Required work
Count, in the entries, the lines with "designer". Answer with the number only.

==== Record list ====

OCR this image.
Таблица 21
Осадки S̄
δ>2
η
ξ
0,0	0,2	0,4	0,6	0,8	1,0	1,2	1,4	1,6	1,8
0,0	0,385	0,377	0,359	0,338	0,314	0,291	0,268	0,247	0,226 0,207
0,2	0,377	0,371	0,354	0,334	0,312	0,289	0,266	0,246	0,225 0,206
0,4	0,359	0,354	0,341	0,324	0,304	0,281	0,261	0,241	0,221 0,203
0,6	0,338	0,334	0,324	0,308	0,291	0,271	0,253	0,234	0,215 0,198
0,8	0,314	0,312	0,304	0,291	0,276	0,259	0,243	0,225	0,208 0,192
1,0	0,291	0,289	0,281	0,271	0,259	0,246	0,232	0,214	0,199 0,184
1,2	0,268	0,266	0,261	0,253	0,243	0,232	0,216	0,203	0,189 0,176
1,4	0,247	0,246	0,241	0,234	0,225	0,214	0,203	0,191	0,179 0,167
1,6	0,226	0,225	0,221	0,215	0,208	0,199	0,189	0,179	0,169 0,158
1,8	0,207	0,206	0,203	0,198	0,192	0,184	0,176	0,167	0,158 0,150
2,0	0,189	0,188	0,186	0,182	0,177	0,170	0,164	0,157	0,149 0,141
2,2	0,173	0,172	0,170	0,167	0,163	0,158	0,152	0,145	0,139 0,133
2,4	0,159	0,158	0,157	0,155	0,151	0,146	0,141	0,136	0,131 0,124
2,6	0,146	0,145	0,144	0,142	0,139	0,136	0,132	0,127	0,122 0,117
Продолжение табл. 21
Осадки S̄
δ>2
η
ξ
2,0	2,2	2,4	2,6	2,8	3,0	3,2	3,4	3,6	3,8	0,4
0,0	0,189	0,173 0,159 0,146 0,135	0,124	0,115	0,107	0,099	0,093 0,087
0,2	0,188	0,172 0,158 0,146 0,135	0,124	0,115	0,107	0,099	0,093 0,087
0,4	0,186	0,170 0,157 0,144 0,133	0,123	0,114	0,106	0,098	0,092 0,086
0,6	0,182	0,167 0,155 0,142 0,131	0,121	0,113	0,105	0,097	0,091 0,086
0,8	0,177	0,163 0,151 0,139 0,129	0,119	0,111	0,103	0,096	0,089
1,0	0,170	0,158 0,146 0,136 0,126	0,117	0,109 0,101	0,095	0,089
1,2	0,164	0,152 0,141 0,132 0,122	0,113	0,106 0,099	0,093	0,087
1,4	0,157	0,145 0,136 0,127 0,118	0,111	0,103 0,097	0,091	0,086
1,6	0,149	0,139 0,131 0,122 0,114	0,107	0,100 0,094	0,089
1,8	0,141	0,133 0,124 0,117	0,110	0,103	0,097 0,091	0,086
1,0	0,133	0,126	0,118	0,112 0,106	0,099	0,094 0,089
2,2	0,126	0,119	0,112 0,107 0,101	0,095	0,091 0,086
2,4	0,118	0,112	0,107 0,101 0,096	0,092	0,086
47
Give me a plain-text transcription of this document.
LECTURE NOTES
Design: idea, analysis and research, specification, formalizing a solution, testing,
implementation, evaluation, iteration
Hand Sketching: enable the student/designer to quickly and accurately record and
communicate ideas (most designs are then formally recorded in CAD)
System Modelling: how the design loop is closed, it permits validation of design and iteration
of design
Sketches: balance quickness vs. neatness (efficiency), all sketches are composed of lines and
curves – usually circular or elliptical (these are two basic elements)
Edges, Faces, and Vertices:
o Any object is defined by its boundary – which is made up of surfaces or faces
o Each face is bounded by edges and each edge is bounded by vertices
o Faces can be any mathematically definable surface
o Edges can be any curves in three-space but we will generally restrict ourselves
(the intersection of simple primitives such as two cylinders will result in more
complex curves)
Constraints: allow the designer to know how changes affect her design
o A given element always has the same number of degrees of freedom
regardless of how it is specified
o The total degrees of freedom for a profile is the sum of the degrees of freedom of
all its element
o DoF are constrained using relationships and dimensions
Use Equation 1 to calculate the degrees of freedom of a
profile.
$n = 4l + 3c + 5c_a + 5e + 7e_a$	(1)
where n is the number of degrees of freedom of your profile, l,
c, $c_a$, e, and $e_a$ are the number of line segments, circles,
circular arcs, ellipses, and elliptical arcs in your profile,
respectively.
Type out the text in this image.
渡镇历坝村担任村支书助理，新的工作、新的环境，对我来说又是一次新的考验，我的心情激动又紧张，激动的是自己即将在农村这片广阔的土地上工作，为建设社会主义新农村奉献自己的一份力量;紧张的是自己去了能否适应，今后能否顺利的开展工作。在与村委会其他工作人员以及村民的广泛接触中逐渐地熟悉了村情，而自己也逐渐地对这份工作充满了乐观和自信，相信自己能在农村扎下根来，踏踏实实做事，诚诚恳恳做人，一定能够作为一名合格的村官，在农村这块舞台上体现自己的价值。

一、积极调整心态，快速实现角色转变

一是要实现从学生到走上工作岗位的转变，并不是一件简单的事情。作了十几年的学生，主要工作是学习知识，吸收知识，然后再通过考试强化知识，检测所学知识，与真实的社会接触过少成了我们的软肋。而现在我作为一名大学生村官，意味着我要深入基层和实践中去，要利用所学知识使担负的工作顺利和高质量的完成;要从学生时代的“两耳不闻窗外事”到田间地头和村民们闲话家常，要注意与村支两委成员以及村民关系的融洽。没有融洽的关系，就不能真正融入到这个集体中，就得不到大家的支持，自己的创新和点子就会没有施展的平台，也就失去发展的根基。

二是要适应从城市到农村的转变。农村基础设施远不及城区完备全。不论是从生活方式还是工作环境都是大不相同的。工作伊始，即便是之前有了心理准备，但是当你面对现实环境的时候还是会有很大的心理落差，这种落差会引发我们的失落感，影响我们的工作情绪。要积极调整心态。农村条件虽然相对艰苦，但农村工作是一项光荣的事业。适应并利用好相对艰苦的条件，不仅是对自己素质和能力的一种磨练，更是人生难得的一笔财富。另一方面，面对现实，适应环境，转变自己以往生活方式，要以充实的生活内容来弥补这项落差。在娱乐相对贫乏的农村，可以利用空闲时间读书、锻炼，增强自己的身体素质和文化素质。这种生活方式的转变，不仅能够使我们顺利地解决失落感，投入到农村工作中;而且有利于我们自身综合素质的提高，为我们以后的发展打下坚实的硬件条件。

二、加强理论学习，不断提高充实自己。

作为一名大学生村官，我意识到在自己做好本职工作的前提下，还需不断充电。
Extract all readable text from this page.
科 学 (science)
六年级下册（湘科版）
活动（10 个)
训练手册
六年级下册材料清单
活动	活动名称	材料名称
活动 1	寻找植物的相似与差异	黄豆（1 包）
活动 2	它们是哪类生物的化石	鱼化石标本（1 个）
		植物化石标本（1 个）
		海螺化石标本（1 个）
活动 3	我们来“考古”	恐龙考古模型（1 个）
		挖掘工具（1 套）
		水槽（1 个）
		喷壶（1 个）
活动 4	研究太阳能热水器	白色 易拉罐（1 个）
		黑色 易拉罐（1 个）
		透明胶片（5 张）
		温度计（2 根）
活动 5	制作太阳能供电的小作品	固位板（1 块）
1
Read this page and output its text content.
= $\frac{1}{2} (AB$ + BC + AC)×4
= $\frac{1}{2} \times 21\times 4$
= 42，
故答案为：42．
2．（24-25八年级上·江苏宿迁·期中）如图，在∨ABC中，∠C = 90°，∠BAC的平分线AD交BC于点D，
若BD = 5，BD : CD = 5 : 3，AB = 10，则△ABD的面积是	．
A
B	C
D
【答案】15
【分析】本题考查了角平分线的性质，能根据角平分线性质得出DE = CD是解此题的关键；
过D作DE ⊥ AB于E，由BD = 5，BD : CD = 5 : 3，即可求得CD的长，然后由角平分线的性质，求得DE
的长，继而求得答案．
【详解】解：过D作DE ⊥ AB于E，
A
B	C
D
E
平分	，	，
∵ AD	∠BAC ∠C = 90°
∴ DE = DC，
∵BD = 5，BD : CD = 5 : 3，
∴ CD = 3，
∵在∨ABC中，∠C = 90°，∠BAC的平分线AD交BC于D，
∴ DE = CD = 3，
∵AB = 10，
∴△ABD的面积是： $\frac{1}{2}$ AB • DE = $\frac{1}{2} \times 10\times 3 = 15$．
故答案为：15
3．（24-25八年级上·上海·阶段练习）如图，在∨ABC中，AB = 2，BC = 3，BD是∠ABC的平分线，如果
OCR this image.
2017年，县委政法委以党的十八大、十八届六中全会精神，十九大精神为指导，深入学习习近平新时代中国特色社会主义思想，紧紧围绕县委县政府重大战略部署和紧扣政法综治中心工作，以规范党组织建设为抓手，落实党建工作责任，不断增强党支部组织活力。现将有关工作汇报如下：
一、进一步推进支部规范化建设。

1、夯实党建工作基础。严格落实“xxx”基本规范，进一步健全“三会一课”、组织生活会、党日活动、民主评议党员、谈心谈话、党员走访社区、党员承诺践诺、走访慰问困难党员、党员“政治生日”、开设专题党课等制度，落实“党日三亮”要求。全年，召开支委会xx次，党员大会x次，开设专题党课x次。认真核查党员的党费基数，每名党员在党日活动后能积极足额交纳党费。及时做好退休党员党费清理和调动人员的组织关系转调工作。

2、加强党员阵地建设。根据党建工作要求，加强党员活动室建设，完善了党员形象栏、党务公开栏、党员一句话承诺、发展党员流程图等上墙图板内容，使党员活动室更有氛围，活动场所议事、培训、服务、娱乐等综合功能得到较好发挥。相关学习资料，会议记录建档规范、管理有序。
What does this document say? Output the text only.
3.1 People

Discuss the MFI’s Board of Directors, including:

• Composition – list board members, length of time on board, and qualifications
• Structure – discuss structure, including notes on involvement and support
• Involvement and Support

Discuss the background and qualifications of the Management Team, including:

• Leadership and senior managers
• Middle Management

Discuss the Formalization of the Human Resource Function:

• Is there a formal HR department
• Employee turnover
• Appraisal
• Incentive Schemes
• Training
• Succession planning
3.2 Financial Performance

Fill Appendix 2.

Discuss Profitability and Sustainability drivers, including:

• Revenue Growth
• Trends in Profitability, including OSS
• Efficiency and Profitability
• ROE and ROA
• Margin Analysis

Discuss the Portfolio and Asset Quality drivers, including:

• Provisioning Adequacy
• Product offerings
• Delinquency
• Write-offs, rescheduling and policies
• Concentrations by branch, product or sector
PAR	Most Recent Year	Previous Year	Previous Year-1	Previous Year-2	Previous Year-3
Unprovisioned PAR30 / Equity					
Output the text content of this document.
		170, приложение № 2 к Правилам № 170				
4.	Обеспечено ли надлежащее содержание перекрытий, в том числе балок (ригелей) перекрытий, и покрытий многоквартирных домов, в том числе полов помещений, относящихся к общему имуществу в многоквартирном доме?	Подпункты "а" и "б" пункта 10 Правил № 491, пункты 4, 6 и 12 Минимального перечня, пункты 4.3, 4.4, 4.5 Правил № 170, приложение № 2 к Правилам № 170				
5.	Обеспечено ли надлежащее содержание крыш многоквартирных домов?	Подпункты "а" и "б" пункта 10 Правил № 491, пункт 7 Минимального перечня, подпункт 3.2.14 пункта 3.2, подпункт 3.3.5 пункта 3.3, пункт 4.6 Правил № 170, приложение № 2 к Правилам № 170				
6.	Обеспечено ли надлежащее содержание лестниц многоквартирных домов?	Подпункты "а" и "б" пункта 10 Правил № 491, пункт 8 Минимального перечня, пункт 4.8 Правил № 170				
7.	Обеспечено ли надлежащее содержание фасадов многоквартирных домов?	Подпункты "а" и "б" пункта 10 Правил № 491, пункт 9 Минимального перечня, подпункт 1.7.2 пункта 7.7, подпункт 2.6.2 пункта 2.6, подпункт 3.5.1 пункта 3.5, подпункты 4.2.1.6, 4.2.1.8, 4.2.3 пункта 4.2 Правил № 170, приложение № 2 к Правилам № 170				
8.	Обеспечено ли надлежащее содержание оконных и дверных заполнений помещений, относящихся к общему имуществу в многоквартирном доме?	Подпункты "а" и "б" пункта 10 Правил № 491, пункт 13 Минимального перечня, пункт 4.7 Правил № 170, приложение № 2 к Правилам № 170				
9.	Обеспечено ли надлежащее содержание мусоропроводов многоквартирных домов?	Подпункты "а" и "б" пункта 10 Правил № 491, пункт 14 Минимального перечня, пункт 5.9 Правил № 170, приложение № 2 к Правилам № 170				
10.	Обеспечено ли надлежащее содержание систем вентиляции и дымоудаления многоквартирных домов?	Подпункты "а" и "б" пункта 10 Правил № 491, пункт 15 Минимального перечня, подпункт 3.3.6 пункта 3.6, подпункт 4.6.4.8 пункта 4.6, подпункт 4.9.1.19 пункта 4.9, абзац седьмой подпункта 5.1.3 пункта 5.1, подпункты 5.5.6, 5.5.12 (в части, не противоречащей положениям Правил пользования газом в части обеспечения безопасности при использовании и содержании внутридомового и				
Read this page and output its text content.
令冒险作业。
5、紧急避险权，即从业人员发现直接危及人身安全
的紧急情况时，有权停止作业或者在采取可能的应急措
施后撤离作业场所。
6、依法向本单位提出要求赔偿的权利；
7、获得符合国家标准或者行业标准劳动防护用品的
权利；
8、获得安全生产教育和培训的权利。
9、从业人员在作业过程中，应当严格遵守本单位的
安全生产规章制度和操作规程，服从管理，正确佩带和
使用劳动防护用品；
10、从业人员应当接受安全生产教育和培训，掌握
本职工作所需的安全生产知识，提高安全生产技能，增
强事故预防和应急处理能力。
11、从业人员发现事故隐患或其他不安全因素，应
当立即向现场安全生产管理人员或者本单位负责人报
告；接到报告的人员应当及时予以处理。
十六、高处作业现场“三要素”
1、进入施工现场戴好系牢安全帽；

====

Output
2